§ **Goal**
Update the lines from the one containing "descending-trendline <box>375 102" through the one containing "Give me the" by replacing "Bloomberg" with "Reuters", and write out those lines again with nothing else changed.

(Collected data entries)
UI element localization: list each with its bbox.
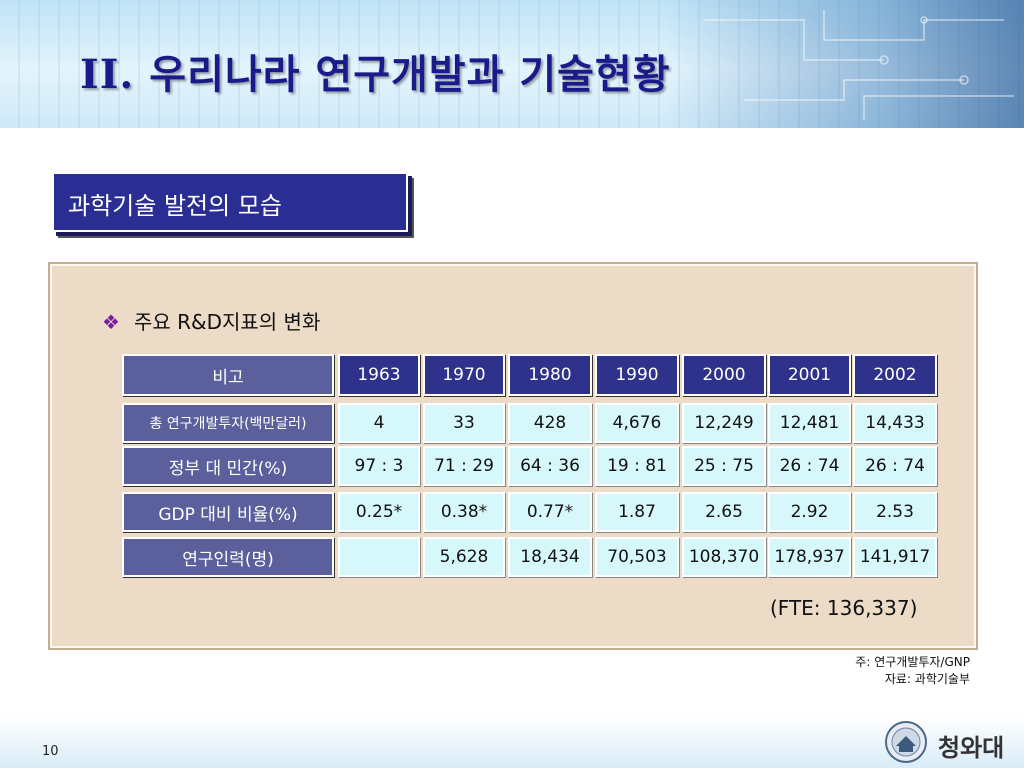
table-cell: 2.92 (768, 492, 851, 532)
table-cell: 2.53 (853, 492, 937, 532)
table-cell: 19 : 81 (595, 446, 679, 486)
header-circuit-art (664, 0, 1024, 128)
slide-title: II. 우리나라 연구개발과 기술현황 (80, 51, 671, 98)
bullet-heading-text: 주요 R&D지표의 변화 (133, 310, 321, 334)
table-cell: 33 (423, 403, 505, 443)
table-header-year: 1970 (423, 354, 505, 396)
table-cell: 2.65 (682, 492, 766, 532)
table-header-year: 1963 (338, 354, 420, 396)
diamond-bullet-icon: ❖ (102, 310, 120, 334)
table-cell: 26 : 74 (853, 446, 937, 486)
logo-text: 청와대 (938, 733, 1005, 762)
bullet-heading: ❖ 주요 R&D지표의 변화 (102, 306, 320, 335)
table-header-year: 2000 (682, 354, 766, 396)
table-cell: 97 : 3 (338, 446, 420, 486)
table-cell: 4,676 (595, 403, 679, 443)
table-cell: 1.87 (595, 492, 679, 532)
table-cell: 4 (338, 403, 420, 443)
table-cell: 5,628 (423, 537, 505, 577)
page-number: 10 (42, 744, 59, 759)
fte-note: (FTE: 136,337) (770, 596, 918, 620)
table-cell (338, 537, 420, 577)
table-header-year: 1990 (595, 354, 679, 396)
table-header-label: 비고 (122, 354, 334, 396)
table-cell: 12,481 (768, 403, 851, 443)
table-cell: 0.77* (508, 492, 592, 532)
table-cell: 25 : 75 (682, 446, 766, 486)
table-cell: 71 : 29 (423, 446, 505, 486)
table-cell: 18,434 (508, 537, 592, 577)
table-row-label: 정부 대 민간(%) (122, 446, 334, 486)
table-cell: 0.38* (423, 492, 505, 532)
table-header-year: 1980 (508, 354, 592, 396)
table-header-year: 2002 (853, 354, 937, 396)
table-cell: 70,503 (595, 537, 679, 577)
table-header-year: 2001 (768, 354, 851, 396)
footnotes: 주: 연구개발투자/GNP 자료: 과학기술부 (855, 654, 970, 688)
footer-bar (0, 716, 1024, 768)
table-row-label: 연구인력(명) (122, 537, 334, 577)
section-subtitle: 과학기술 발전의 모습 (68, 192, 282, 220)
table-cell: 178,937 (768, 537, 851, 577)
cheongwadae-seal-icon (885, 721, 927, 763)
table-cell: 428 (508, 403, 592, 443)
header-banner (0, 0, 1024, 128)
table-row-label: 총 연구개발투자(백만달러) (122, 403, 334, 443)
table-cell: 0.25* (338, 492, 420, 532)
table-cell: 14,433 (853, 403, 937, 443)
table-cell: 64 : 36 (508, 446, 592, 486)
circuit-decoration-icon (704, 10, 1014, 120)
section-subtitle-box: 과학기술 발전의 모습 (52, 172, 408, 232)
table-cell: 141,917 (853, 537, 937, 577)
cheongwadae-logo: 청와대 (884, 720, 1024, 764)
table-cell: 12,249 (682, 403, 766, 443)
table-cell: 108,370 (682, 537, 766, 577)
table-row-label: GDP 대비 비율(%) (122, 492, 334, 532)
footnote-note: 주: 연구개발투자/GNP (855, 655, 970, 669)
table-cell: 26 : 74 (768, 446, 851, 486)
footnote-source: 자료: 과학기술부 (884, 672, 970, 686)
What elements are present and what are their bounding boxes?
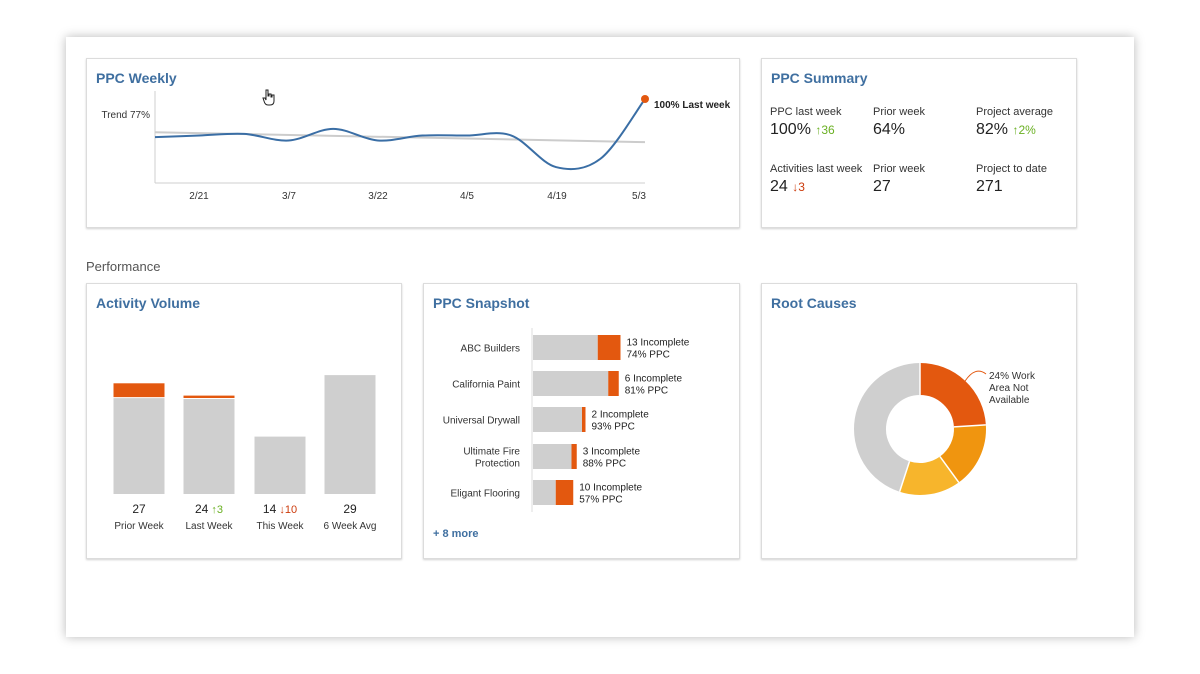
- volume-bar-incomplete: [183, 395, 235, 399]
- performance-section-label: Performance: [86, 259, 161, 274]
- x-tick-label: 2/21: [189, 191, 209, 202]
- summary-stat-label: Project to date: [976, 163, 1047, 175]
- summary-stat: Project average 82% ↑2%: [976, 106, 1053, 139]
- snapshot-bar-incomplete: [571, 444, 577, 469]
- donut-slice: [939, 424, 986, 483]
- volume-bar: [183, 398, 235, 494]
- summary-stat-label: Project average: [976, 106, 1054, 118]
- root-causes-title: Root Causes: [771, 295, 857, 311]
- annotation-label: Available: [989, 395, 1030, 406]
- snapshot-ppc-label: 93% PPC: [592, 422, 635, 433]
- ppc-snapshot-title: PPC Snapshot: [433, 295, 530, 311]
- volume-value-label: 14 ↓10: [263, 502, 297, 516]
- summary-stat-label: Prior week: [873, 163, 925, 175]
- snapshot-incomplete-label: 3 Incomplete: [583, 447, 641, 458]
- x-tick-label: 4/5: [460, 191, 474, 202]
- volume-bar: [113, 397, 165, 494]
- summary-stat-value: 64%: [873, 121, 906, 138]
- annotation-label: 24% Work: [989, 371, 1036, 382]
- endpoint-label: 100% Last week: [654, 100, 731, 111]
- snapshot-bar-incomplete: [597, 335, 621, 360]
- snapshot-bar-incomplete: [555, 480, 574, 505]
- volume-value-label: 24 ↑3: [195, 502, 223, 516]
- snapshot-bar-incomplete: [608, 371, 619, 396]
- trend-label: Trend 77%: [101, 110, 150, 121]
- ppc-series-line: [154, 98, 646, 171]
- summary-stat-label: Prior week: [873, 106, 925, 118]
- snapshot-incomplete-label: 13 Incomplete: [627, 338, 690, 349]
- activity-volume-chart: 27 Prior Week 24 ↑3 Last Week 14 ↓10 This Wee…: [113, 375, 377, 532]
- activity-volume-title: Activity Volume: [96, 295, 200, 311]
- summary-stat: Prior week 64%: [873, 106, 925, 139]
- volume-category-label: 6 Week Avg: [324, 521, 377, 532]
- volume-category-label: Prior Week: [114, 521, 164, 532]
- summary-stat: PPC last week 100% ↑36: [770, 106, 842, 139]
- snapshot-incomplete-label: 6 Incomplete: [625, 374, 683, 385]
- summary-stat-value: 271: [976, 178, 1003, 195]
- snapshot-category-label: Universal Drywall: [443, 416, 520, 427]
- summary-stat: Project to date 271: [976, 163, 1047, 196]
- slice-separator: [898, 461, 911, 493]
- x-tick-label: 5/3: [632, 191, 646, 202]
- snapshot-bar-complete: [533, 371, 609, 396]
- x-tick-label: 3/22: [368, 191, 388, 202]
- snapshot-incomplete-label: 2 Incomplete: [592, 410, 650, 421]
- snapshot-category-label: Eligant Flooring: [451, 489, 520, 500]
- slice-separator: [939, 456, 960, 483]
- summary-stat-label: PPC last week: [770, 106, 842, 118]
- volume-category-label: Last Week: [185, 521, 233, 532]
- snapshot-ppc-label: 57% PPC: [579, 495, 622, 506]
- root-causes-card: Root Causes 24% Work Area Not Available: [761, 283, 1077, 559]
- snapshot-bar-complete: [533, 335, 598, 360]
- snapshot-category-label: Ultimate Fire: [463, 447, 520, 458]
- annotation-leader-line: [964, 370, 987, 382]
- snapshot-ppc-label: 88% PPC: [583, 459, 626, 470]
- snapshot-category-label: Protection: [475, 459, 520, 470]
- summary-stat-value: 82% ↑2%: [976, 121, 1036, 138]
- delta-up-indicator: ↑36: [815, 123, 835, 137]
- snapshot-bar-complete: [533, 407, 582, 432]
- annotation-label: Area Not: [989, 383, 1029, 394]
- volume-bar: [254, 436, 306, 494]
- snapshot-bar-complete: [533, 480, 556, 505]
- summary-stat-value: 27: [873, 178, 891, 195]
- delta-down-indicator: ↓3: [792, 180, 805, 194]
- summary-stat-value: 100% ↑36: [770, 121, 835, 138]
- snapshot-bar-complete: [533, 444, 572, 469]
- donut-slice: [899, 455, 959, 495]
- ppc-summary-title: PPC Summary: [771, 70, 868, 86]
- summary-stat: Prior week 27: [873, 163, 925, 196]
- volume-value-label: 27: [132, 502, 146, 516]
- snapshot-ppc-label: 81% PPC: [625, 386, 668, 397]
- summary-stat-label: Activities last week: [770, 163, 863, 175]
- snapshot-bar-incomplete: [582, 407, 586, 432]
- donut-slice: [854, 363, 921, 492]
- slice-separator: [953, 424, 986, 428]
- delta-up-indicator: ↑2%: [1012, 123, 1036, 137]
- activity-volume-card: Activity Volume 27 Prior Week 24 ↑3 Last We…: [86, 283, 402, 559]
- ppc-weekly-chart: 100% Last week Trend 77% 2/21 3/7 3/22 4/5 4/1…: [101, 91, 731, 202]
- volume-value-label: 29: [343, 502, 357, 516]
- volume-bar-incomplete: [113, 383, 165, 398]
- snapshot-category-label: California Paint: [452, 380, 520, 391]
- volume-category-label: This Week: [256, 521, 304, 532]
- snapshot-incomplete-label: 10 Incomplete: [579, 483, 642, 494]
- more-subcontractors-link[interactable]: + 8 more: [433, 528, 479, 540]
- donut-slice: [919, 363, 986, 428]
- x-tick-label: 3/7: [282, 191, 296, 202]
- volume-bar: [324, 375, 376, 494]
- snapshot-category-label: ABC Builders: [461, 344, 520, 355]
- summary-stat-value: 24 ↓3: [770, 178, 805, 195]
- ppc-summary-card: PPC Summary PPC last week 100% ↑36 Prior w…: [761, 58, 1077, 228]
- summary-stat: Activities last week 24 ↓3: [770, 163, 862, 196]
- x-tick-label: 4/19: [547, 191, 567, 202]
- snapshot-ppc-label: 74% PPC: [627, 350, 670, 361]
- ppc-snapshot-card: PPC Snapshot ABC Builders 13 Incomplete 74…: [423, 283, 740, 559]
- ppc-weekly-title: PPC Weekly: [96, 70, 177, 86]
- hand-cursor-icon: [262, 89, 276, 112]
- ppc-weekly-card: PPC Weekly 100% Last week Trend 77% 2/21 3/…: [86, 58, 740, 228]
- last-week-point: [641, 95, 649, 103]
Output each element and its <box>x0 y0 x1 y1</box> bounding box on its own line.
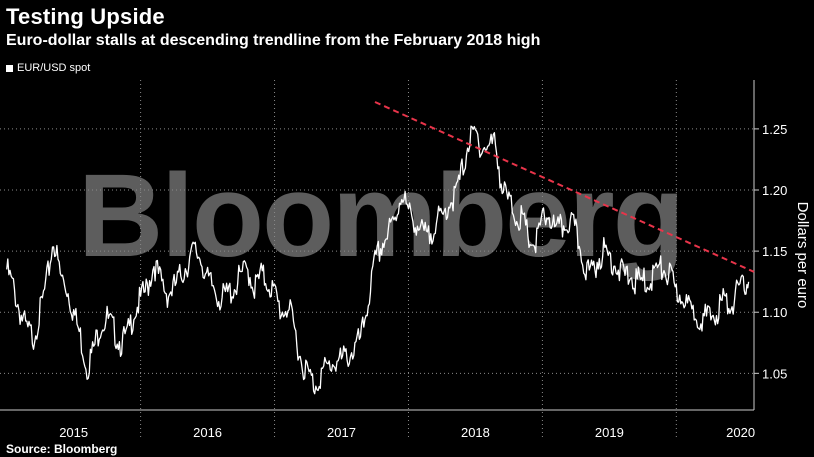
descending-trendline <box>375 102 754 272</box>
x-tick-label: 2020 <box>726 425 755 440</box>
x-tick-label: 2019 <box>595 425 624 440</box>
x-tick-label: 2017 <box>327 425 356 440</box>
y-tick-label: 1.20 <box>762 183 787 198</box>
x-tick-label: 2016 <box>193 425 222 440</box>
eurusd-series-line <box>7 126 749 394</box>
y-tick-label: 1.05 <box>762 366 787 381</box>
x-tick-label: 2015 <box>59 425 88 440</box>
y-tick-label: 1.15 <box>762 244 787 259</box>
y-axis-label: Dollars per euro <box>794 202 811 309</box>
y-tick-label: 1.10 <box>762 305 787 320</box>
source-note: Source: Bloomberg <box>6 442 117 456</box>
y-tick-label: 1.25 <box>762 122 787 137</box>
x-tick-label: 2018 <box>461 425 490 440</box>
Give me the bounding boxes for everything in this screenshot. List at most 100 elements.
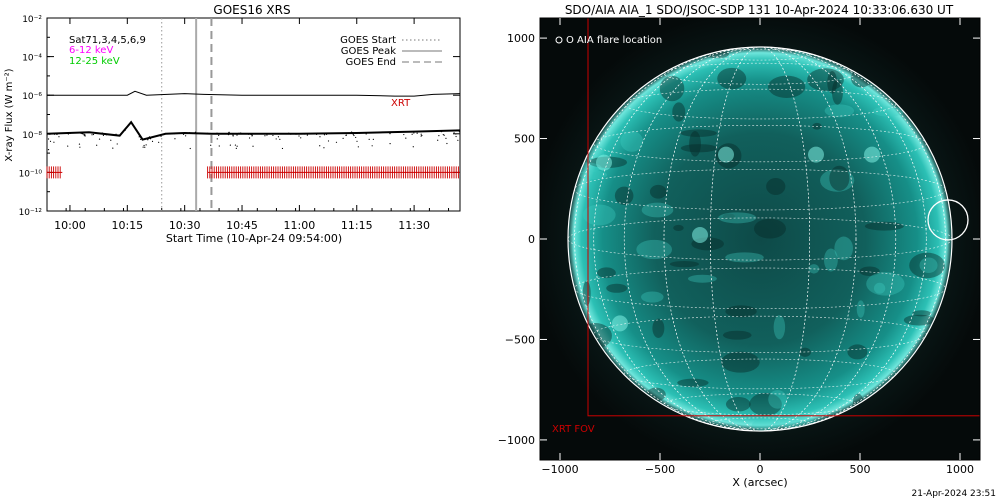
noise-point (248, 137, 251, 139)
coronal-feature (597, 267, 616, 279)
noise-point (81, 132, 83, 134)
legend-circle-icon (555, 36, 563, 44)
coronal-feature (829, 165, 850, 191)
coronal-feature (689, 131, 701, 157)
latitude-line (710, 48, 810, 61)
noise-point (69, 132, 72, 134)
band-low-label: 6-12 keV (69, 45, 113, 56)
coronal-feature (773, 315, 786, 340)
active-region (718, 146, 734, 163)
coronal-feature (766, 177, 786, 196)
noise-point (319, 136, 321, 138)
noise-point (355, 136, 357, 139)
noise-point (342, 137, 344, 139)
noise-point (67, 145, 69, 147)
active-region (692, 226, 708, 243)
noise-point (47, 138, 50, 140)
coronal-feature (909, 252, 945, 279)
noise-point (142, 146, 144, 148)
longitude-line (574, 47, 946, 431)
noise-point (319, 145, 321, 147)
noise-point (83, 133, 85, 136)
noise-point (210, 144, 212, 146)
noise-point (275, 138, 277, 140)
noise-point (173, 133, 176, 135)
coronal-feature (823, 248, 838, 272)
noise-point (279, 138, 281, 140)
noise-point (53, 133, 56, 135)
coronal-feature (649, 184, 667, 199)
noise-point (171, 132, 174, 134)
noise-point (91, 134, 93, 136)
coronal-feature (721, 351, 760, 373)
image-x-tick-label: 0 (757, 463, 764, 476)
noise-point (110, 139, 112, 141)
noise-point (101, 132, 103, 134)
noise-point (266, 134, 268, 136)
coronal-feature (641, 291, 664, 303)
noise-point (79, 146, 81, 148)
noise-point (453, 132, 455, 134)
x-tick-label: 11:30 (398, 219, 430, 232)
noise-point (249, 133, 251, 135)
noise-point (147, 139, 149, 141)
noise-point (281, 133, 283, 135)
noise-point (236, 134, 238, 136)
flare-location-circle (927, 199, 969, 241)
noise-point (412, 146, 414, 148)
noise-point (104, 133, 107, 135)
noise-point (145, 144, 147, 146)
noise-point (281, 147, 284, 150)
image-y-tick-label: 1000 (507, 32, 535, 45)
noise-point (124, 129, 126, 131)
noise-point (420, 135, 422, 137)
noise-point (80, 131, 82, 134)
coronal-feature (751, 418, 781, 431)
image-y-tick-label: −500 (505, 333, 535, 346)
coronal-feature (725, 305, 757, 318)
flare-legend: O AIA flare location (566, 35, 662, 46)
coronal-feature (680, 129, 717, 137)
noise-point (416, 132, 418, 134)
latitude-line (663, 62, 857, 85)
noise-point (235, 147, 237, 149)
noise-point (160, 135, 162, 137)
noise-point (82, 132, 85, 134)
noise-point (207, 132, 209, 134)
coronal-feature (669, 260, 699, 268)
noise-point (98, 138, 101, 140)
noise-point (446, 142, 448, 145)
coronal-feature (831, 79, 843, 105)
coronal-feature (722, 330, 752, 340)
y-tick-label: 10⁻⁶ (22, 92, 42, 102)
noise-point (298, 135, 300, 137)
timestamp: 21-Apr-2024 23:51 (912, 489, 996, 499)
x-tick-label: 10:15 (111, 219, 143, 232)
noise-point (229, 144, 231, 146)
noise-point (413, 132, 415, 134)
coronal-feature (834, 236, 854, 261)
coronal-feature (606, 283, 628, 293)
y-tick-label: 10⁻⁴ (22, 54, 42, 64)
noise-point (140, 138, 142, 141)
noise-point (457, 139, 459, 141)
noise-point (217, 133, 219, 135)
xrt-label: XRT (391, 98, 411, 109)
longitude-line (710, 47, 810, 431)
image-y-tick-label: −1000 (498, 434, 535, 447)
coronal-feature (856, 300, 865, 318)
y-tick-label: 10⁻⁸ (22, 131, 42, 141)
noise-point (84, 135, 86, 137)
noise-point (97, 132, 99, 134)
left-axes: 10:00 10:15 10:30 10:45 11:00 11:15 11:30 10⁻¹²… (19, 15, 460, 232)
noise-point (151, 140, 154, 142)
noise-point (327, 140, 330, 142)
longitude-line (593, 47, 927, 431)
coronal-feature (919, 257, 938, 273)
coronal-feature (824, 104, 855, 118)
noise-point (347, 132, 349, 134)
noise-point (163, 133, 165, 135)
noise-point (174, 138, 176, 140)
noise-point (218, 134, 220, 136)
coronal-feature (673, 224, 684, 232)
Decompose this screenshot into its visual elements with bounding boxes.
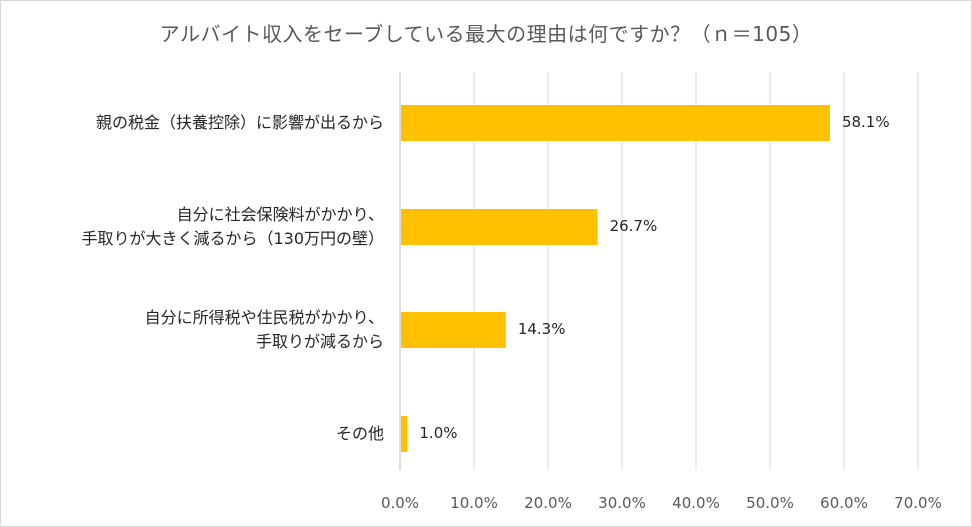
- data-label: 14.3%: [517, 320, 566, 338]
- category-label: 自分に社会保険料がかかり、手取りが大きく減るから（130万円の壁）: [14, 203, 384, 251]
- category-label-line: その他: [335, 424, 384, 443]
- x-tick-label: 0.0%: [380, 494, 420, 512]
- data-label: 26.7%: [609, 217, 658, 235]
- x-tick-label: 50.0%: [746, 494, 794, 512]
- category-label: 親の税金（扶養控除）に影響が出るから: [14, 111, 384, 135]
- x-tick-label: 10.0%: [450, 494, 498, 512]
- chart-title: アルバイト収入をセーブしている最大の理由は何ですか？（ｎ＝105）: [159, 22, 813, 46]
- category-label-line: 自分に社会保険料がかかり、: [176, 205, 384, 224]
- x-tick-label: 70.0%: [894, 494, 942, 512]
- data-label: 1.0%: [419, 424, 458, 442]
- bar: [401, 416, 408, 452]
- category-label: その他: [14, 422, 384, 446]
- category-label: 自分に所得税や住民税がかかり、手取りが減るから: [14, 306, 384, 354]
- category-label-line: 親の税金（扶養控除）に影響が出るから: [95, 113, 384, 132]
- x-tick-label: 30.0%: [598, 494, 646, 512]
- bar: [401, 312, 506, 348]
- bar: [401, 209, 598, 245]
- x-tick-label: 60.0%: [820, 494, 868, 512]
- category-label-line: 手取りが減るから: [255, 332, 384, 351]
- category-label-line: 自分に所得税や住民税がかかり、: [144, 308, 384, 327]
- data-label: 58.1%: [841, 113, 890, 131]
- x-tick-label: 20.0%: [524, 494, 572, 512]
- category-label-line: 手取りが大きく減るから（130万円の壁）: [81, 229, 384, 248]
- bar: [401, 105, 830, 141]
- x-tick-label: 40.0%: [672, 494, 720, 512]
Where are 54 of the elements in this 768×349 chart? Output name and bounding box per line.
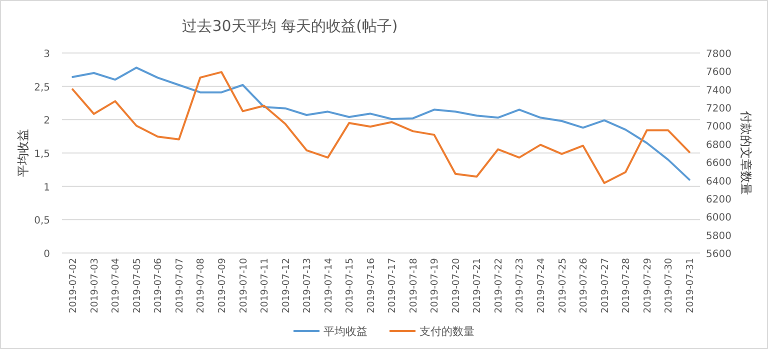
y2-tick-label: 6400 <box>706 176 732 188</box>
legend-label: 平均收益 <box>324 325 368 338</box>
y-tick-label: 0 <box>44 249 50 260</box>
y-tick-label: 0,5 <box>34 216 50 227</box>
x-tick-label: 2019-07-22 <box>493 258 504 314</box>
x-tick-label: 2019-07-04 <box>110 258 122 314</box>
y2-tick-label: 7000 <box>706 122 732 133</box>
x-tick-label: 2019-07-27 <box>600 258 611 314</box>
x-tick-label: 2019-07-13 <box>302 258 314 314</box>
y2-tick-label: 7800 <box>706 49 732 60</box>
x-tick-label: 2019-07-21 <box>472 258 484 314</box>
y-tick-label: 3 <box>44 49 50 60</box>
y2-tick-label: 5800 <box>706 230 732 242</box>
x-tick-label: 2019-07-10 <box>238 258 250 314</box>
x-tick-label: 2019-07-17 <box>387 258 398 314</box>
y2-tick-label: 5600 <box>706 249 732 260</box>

§ **Finished exercise**
descending-trendline <box>375 102 754 272</box>
x-tick-label: 2020 <box>726 425 755 440</box>
x-tick-label: 2019 <box>595 425 624 440</box>
x-tick-label: 2017 <box>327 425 356 440</box>
y-tick-label: 1.20 <box>762 183 787 198</box>
x-tick-label: 2016 <box>193 425 222 440</box>
eurusd-series-line <box>7 126 749 394</box>
y-tick-label: 1.05 <box>762 366 787 381</box>
x-tick-label: 2015 <box>59 425 88 440</box>
y-tick-label: 1.15 <box>762 244 787 259</box>
y-axis-label: Dollars per euro <box>794 202 811 309</box>
y-tick-label: 1.10 <box>762 305 787 320</box>
source-note: Source: Reuters <box>6 442 117 456</box>
y-tick-label: 1.25 <box>762 122 787 137</box>
x-tick-label: 2018 <box>461 425 490 440</box>
Give me the bounding boxes for everything in this screenshot. List at most 100 elements.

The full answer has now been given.